### Provided entries

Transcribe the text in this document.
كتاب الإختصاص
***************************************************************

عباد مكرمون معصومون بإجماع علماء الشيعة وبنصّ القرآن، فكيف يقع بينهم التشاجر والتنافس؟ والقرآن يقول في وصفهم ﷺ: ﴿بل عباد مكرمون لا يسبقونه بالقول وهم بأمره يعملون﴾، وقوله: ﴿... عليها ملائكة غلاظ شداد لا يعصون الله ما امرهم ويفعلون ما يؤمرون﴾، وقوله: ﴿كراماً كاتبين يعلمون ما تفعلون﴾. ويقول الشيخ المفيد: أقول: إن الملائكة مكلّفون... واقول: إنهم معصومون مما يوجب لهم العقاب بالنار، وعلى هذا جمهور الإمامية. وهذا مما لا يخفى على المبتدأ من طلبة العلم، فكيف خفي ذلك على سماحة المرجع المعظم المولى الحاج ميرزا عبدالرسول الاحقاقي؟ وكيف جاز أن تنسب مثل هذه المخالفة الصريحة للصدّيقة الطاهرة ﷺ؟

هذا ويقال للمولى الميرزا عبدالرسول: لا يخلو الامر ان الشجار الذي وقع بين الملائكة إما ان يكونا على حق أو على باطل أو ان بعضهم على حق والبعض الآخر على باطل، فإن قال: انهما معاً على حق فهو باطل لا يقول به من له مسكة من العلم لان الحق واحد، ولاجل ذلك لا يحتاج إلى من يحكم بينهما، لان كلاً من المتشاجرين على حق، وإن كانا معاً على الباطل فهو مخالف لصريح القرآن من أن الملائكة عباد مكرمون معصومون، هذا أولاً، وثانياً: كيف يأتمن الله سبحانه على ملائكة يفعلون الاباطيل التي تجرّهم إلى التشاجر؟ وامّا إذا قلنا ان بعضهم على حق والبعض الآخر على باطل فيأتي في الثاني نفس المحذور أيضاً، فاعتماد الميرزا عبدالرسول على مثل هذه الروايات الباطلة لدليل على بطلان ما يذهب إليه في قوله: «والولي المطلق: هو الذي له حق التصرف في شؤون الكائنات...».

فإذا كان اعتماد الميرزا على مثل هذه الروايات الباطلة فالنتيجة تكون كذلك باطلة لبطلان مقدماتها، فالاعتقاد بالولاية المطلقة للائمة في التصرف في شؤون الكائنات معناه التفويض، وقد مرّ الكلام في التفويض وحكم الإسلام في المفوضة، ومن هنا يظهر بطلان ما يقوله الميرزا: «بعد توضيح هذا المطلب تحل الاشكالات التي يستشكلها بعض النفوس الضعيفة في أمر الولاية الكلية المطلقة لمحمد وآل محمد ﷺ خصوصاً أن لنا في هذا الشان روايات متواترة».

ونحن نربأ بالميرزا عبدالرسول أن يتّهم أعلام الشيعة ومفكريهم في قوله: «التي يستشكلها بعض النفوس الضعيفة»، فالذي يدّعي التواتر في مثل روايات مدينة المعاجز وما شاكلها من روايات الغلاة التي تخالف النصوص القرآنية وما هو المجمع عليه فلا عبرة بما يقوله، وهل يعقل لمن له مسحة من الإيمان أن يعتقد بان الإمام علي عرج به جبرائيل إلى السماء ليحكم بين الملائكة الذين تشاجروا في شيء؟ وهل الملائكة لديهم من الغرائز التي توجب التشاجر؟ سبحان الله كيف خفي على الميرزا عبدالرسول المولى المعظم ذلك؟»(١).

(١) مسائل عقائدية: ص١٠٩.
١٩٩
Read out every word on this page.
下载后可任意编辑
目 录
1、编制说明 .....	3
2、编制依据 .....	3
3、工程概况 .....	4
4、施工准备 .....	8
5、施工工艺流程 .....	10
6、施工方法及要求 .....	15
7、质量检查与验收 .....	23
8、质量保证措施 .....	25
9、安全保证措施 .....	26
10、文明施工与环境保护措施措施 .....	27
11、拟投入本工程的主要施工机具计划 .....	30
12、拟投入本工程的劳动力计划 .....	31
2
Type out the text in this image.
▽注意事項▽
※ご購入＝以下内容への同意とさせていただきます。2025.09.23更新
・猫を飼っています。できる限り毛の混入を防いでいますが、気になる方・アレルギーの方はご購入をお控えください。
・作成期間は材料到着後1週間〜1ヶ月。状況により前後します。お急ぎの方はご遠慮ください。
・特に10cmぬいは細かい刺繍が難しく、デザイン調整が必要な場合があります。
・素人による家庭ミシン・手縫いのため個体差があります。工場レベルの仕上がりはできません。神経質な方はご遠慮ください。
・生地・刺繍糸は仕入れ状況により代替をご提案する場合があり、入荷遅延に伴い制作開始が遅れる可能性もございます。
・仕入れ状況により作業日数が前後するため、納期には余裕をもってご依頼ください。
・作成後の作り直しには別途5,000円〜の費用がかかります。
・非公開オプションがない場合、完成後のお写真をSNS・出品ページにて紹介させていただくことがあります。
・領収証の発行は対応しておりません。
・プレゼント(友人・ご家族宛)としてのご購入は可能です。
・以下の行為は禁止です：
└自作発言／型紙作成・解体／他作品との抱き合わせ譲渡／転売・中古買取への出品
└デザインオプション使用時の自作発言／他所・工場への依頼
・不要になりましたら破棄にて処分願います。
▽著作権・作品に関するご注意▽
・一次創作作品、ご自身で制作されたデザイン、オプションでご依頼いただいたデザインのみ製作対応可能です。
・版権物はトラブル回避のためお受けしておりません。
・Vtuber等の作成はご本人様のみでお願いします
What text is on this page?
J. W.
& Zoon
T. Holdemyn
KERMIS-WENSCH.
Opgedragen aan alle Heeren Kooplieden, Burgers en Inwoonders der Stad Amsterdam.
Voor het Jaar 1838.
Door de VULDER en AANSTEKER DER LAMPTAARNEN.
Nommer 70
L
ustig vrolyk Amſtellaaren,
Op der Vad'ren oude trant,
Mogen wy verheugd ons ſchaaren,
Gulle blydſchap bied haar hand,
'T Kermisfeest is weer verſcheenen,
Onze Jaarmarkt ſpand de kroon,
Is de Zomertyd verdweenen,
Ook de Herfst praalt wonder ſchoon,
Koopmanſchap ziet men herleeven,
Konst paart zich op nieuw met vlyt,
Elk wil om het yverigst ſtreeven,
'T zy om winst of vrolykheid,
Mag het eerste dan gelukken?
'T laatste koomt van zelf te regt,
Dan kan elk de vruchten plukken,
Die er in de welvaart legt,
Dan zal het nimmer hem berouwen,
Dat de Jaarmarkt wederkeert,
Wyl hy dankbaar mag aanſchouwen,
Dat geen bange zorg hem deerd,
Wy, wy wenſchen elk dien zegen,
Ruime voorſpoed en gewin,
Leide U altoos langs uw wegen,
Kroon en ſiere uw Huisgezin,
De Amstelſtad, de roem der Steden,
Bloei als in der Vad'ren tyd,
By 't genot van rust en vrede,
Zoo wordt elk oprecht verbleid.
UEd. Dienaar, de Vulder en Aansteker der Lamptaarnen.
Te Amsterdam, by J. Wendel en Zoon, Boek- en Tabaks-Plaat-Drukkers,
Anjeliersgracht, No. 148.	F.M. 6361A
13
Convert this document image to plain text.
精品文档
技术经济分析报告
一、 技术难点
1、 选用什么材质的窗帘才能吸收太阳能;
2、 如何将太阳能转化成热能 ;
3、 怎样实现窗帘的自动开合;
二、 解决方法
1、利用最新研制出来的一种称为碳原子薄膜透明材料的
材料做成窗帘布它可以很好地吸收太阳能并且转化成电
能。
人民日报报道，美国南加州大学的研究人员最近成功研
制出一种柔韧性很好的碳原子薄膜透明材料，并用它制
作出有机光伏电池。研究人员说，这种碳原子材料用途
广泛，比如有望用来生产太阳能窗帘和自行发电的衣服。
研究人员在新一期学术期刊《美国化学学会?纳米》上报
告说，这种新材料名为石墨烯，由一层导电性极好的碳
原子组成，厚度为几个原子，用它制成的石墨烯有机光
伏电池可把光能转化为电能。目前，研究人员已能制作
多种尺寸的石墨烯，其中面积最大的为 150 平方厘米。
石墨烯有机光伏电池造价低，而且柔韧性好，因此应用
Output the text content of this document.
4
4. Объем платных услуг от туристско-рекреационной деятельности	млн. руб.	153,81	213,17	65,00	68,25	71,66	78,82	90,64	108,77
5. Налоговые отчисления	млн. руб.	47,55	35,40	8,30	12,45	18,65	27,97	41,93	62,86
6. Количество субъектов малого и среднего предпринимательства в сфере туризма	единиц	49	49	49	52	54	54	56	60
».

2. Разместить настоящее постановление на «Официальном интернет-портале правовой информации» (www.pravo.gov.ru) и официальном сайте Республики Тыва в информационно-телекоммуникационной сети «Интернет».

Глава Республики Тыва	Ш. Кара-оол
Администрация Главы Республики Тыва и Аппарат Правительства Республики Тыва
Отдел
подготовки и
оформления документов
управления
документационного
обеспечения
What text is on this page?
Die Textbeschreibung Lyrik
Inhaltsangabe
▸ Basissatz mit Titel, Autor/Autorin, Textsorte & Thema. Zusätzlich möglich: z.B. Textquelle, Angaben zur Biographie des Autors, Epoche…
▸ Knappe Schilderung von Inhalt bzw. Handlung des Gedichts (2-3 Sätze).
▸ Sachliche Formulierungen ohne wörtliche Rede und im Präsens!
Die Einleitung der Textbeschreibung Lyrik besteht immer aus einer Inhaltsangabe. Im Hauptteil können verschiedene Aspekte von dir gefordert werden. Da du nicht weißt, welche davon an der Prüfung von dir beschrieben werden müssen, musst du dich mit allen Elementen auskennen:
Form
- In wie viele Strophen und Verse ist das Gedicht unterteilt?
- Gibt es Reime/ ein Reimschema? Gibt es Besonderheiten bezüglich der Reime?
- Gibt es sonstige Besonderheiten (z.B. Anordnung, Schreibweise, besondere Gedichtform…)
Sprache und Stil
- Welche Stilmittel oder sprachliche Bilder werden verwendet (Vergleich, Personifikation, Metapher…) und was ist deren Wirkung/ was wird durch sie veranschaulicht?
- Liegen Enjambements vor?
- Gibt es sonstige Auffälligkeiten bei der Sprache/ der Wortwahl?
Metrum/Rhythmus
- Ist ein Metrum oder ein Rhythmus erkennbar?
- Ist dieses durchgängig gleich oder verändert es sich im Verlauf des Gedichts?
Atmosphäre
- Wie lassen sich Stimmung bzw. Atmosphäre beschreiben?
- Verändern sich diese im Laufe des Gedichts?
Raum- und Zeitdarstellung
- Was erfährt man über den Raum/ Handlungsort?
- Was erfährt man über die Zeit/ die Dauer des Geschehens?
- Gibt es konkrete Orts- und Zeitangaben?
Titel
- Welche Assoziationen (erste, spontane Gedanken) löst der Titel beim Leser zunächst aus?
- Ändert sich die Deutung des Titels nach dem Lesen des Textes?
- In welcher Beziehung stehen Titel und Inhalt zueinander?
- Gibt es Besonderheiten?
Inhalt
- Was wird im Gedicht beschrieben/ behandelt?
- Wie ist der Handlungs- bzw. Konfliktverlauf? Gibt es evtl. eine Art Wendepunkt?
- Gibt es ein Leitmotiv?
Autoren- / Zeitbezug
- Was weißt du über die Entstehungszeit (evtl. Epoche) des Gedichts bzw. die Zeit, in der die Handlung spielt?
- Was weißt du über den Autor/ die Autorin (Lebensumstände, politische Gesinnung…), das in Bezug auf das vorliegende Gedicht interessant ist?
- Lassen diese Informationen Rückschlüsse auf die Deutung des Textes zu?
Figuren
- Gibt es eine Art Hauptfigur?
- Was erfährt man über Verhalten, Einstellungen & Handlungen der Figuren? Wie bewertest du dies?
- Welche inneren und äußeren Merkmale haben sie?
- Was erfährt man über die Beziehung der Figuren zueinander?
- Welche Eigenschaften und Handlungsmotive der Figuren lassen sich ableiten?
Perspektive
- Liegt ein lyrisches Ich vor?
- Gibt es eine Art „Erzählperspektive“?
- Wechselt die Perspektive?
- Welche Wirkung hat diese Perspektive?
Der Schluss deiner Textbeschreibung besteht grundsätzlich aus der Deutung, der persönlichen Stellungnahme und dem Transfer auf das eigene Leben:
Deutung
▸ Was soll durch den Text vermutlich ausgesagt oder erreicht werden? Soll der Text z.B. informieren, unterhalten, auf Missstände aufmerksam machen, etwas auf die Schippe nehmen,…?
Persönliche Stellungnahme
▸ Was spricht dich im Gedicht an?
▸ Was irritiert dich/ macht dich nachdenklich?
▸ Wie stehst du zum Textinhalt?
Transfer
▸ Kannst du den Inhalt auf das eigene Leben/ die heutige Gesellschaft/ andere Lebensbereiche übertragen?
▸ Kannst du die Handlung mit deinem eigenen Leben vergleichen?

######

Lines of the listing that contain the word "Sprache" are to be counted; report only their number.

2